BRIEF:
Copy every line of the records below exactly as it appears, leaving out the pictures.

DATASET ENTRIES:
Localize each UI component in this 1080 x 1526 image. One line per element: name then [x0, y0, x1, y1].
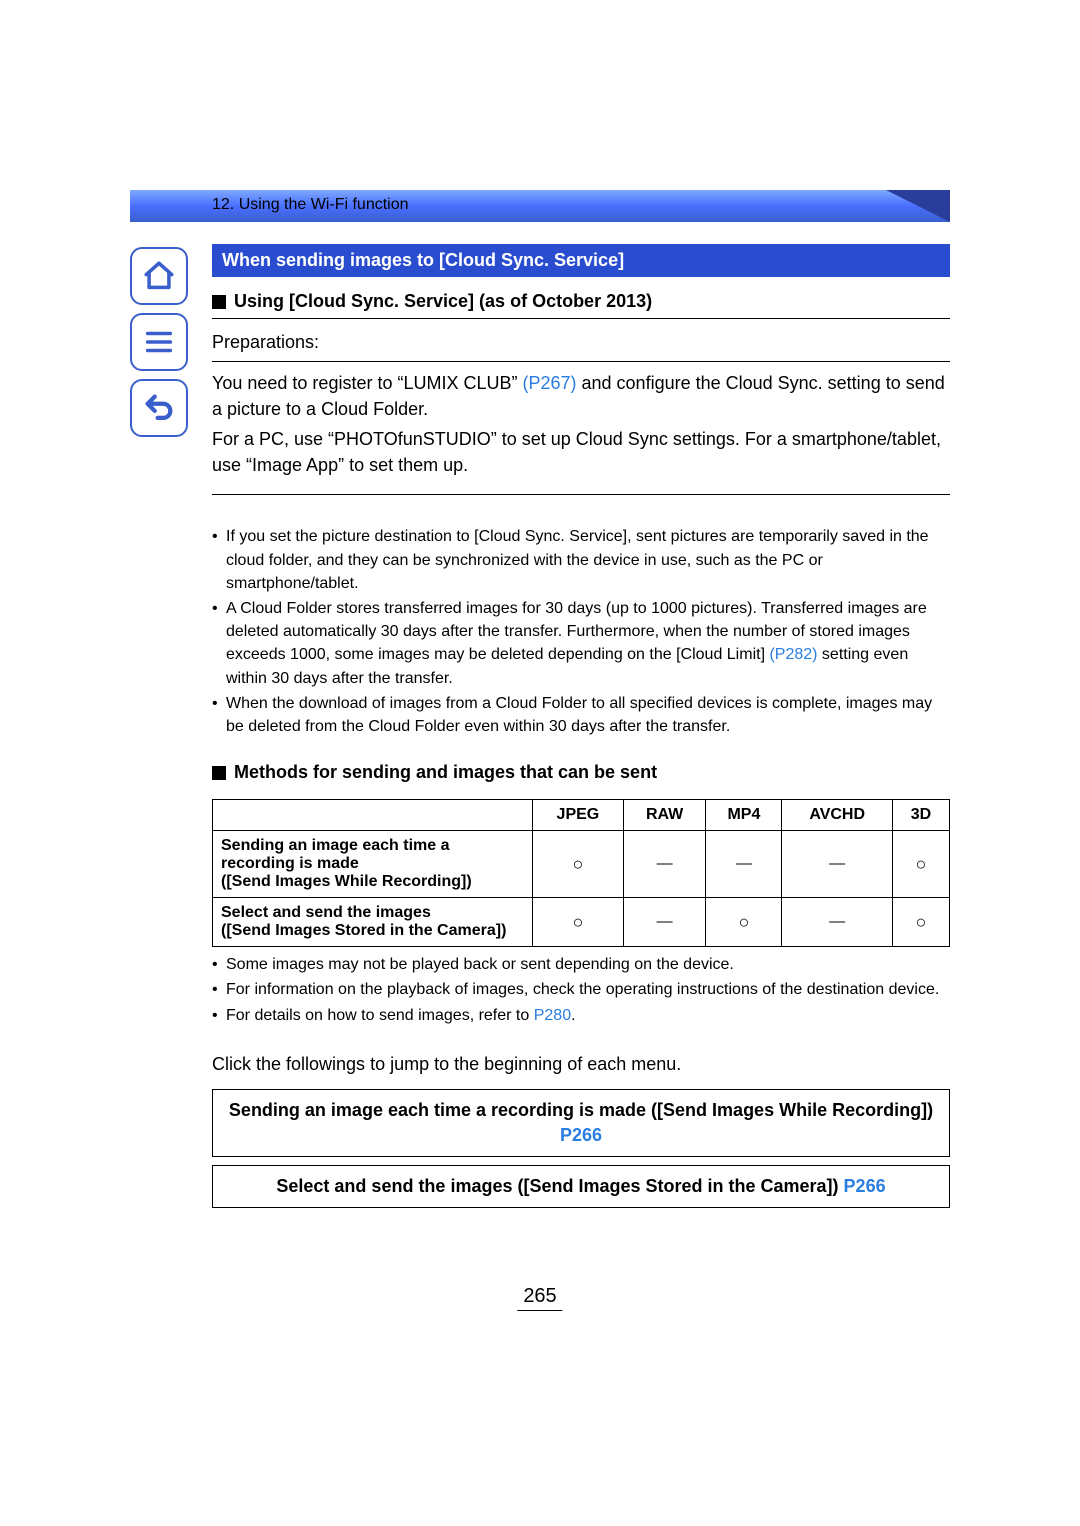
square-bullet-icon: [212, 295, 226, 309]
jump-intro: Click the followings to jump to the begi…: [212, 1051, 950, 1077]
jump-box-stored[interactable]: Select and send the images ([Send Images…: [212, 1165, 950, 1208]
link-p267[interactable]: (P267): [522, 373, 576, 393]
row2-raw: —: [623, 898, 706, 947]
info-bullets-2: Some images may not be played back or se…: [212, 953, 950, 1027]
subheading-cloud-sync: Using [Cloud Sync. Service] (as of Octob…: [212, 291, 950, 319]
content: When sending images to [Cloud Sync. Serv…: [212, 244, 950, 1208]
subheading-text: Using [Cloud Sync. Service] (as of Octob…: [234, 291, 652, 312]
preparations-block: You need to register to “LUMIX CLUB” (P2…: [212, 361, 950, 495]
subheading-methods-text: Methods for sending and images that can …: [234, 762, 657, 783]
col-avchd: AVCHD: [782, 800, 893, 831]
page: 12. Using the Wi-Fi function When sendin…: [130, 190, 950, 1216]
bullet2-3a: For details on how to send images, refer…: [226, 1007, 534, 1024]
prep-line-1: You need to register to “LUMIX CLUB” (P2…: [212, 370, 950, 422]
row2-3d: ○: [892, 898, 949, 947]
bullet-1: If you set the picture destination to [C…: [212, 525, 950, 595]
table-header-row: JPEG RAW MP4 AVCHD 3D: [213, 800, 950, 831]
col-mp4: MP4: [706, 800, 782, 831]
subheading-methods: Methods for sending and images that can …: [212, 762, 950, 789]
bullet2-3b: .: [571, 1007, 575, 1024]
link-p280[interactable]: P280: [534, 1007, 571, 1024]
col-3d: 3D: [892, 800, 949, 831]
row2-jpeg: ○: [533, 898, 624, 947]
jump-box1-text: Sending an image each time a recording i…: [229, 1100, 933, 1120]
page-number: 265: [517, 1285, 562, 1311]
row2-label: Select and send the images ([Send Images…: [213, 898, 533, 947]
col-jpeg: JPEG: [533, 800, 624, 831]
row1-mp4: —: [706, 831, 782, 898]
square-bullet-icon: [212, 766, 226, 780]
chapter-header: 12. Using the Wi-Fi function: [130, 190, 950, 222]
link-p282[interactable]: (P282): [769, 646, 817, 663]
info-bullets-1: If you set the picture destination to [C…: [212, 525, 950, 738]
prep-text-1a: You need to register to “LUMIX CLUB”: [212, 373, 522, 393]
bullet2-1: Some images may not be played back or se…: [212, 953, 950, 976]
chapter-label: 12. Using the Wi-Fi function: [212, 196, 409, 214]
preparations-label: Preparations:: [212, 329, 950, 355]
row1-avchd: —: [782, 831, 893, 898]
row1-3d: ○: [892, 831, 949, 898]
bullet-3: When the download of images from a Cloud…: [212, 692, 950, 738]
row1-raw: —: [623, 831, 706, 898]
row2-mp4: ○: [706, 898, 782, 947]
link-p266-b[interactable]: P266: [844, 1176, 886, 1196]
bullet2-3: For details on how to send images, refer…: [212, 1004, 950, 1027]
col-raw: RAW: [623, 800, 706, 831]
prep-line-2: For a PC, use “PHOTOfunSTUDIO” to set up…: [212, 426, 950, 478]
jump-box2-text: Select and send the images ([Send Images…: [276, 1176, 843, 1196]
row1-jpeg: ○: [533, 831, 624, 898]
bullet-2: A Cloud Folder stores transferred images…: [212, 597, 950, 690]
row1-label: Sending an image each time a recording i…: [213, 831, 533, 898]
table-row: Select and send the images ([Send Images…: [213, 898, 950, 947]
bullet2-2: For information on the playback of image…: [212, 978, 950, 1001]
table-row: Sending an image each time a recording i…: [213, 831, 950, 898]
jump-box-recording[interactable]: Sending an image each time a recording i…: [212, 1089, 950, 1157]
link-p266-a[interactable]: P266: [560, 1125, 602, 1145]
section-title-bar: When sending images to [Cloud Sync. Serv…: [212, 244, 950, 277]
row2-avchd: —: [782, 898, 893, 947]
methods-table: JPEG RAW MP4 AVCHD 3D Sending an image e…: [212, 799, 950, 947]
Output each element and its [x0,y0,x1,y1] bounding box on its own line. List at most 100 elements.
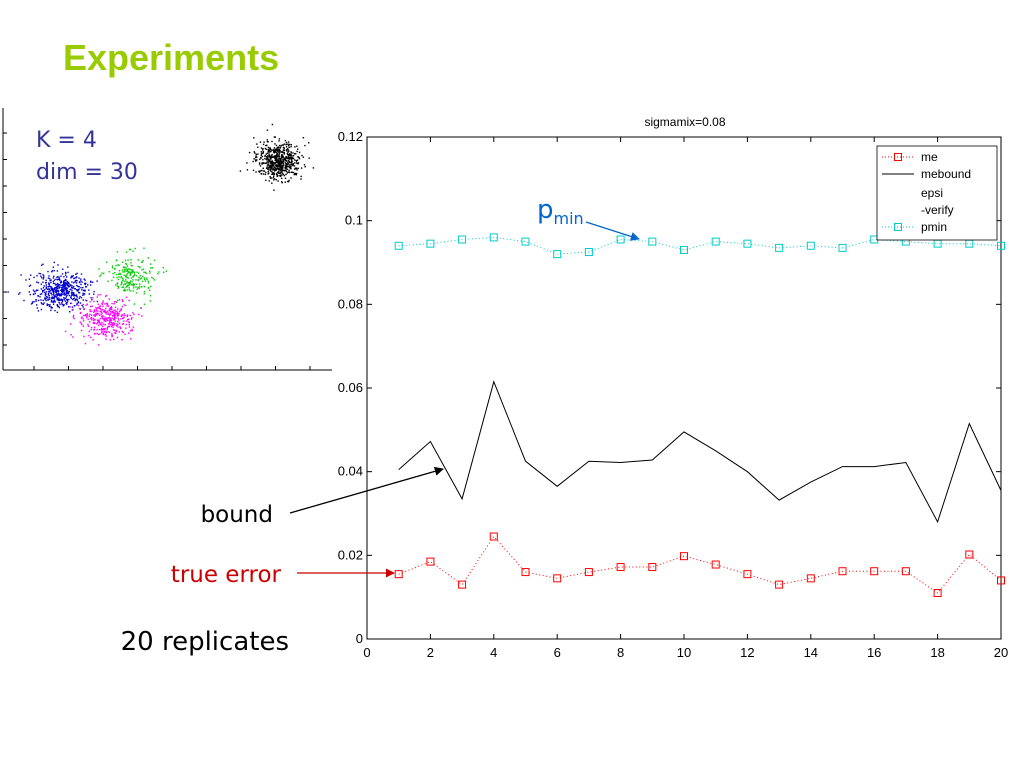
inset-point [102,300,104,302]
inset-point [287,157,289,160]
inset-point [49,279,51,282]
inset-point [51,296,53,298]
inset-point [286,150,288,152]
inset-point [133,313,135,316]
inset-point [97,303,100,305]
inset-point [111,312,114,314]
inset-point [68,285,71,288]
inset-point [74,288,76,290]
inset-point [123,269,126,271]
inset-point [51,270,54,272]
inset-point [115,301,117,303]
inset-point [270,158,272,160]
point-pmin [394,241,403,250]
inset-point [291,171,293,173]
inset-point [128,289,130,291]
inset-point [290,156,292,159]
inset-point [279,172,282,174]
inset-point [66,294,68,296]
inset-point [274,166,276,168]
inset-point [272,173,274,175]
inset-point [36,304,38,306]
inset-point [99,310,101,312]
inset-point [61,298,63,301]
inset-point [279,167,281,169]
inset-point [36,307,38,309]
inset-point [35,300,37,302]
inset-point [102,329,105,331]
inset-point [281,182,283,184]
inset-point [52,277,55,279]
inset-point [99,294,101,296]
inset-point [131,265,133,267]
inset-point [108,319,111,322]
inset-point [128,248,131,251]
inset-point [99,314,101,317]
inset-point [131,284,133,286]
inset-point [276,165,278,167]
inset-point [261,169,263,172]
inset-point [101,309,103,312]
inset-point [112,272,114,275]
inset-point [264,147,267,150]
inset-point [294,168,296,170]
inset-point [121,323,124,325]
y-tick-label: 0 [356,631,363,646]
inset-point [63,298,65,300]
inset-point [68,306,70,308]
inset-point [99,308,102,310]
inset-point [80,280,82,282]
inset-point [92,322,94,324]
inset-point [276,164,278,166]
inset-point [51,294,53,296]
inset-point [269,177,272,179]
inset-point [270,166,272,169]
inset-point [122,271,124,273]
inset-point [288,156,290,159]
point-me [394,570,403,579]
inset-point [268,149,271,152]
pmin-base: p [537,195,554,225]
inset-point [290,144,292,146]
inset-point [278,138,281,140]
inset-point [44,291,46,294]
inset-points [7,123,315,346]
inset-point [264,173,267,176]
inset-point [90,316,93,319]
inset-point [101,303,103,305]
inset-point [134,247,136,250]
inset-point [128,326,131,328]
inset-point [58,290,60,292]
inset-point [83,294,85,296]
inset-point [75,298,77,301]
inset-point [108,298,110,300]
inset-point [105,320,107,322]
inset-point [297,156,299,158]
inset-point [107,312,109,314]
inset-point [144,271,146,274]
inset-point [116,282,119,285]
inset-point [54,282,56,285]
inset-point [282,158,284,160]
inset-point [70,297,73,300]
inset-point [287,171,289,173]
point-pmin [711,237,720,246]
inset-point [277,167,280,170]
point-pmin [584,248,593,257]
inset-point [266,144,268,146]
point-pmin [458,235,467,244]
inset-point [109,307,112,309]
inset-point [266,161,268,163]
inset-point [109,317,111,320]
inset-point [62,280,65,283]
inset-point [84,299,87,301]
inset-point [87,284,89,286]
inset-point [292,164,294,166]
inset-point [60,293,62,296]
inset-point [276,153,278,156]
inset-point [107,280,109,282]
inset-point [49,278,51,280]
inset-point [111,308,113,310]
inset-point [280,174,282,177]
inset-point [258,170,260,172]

REPLY TO THE EXERCISE:
Localize each UI component in this 1080 x 1526 image. One line per element: name then [x0, y0, x1, y1].
square-bullet-icon: [212, 295, 226, 309]
jump-intro: Click the followings to jump to the begi…: [212, 1051, 950, 1077]
jump-box-stored[interactable]: Select and send the images ([Send Images…: [212, 1165, 950, 1208]
link-p267[interactable]: (P267): [522, 373, 576, 393]
row2-raw: —: [623, 898, 706, 947]
info-bullets-2: Some images may not be played back or se…: [212, 953, 950, 1027]
subheading-cloud-sync: Using [Cloud Sync. Service] (as of Octob…: [212, 291, 950, 319]
content: When sending images to [Cloud Sync. Serv…: [212, 244, 950, 1208]
subheading-text: Using [Cloud Sync. Service] (as of Octob…: [234, 291, 652, 312]
preparations-block: You need to register to “LUMIX CLUB” (P2…: [212, 361, 950, 495]
subheading-methods-text: Methods for sending and images that can …: [234, 762, 657, 783]
col-avchd: AVCHD: [782, 800, 893, 831]
page: 12. Using the Wi-Fi function When sendin…: [130, 190, 950, 1216]
bullet2-3a: For details on how to send images, refer…: [226, 1007, 534, 1024]
prep-line-1: You need to register to “LUMIX CLUB” (P2…: [212, 370, 950, 422]
row2-3d: ○: [892, 898, 949, 947]
bullet-1: If you set the picture destination to [C…: [212, 525, 950, 595]
table-header-row: JPEG RAW MP4 AVCHD 3D: [213, 800, 950, 831]
col-mp4: MP4: [706, 800, 782, 831]
subheading-methods: Methods for sending and images that can …: [212, 762, 950, 789]
bullet2-3b: .: [571, 1007, 575, 1024]
link-p280[interactable]: P280: [534, 1007, 571, 1024]
col-3d: 3D: [892, 800, 949, 831]
row2-jpeg: ○: [533, 898, 624, 947]
jump-box1-text: Sending an image each time a recording i…: [229, 1100, 933, 1120]
page-number: 265: [517, 1285, 562, 1311]
row2-label: Select and send the images ([Send Images…: [213, 898, 533, 947]
col-jpeg: JPEG: [533, 800, 624, 831]
row1-mp4: —: [706, 831, 782, 898]
square-bullet-icon: [212, 766, 226, 780]
chapter-header: 12. Using the Wi-Fi function: [130, 190, 950, 222]
link-p282[interactable]: (P282): [769, 646, 817, 663]
info-bullets-1: If you set the picture destination to [C…: [212, 525, 950, 738]
prep-text-1a: You need to register to “LUMIX CLUB”: [212, 373, 522, 393]
bullet2-1: Some images may not be played back or se…: [212, 953, 950, 976]
chapter-label: 12. Using the Wi-Fi function: [212, 196, 409, 214]
preparations-label: Preparations:: [212, 329, 950, 355]
row1-avchd: —: [782, 831, 893, 898]
row1-3d: ○: [892, 831, 949, 898]
bullet-3: When the download of images from a Cloud…: [212, 692, 950, 738]
row1-raw: —: [623, 831, 706, 898]
row2-mp4: ○: [706, 898, 782, 947]
link-p266-b[interactable]: P266: [844, 1176, 886, 1196]
bullet2-3: For details on how to send images, refer…: [212, 1004, 950, 1027]
col-raw: RAW: [623, 800, 706, 831]
prep-line-2: For a PC, use “PHOTOfunSTUDIO” to set up…: [212, 426, 950, 478]
jump-box2-text: Select and send the images ([Send Images…: [276, 1176, 843, 1196]
row1-jpeg: ○: [533, 831, 624, 898]
bullet-2: A Cloud Folder stores transferred images…: [212, 597, 950, 690]
row1-label: Sending an image each time a recording i…: [213, 831, 533, 898]
table-row: Select and send the images ([Send Images…: [213, 898, 950, 947]
bullet2-2: For information on the playback of image…: [212, 978, 950, 1001]
table-row: Sending an image each time a recording i…: [213, 831, 950, 898]
jump-box-recording[interactable]: Sending an image each time a recording i…: [212, 1089, 950, 1157]
link-p266-a[interactable]: P266: [560, 1125, 602, 1145]
section-title-bar: When sending images to [Cloud Sync. Serv…: [212, 244, 950, 277]
row2-avchd: —: [782, 898, 893, 947]
methods-table: JPEG RAW MP4 AVCHD 3D Sending an image e…: [212, 799, 950, 947]
Output each element and its [x0,y0,x1,y1] bounding box on its own line. List at most 100 elements.
inset-point [102,300,104,302]
inset-point [287,157,289,160]
inset-point [49,279,51,282]
inset-point [51,296,53,298]
inset-point [286,150,288,152]
inset-point [133,313,135,316]
inset-point [97,303,100,305]
inset-point [111,312,114,314]
inset-point [68,285,71,288]
inset-point [74,288,76,290]
inset-point [123,269,126,271]
inset-point [51,270,54,272]
inset-point [115,301,117,303]
inset-point [270,158,272,160]
point-pmin [394,241,403,250]
inset-point [291,171,293,173]
inset-point [128,289,130,291]
inset-point [290,156,292,159]
inset-point [279,172,282,174]
inset-point [66,294,68,296]
inset-point [274,166,276,168]
inset-point [272,173,274,175]
inset-point [36,304,38,306]
inset-point [99,310,101,312]
inset-point [61,298,63,301]
inset-point [279,167,281,169]
inset-point [36,307,38,309]
inset-point [35,300,37,302]
inset-point [102,329,105,331]
inset-point [281,182,283,184]
inset-point [52,277,55,279]
inset-point [99,294,101,296]
inset-point [131,265,133,267]
inset-point [108,319,111,322]
inset-point [128,248,131,251]
inset-point [99,314,101,317]
inset-point [131,284,133,286]
inset-point [276,165,278,167]
inset-point [261,169,263,172]
inset-point [101,309,103,312]
inset-point [112,272,114,275]
inset-point [264,147,267,150]
inset-point [294,168,296,170]
inset-point [121,323,124,325]
y-tick-label: 0 [356,631,363,646]
inset-point [63,298,65,300]
inset-point [68,306,70,308]
inset-point [99,308,102,310]
inset-point [80,280,82,282]
inset-point [92,322,94,324]
inset-point [276,164,278,166]
inset-point [51,294,53,296]
inset-point [269,177,272,179]
inset-point [270,166,272,169]
inset-point [122,271,124,273]
inset-point [288,156,290,159]
point-me [394,570,403,579]
inset-point [268,149,271,152]
pmin-base: p [537,195,554,225]
inset-point [290,144,292,146]
inset-point [278,138,281,140]
inset-point [44,291,46,294]
inset-points [7,123,315,346]
inset-point [264,173,267,176]
inset-point [90,316,93,319]
inset-point [101,303,103,305]
inset-point [134,247,136,250]
inset-point [128,326,131,328]
inset-point [58,290,60,292]
inset-point [83,294,85,296]
inset-point [75,298,77,301]
inset-point [108,298,110,300]
inset-point [105,320,107,322]
inset-point [297,156,299,158]
inset-point [107,312,109,314]
inset-point [144,271,146,274]
inset-point [116,282,119,285]
inset-point [54,282,56,285]
inset-point [282,158,284,160]
inset-point [70,297,73,300]
inset-point [287,171,289,173]
point-pmin [711,237,720,246]
inset-point [277,167,280,170]
point-pmin [584,248,593,257]
inset-point [266,144,268,146]
point-pmin [458,235,467,244]
inset-point [109,307,112,309]
inset-point [266,161,268,163]
inset-point [109,317,111,320]
inset-point [62,280,65,283]
inset-point [84,299,87,301]
inset-point [87,284,89,286]
inset-point [292,164,294,166]
inset-point [60,293,62,296]
inset-point [276,153,278,156]
inset-point [107,280,109,282]
inset-point [49,278,51,280]
inset-point [111,308,113,310]
inset-point [280,174,282,177]
inset-point [258,170,260,172]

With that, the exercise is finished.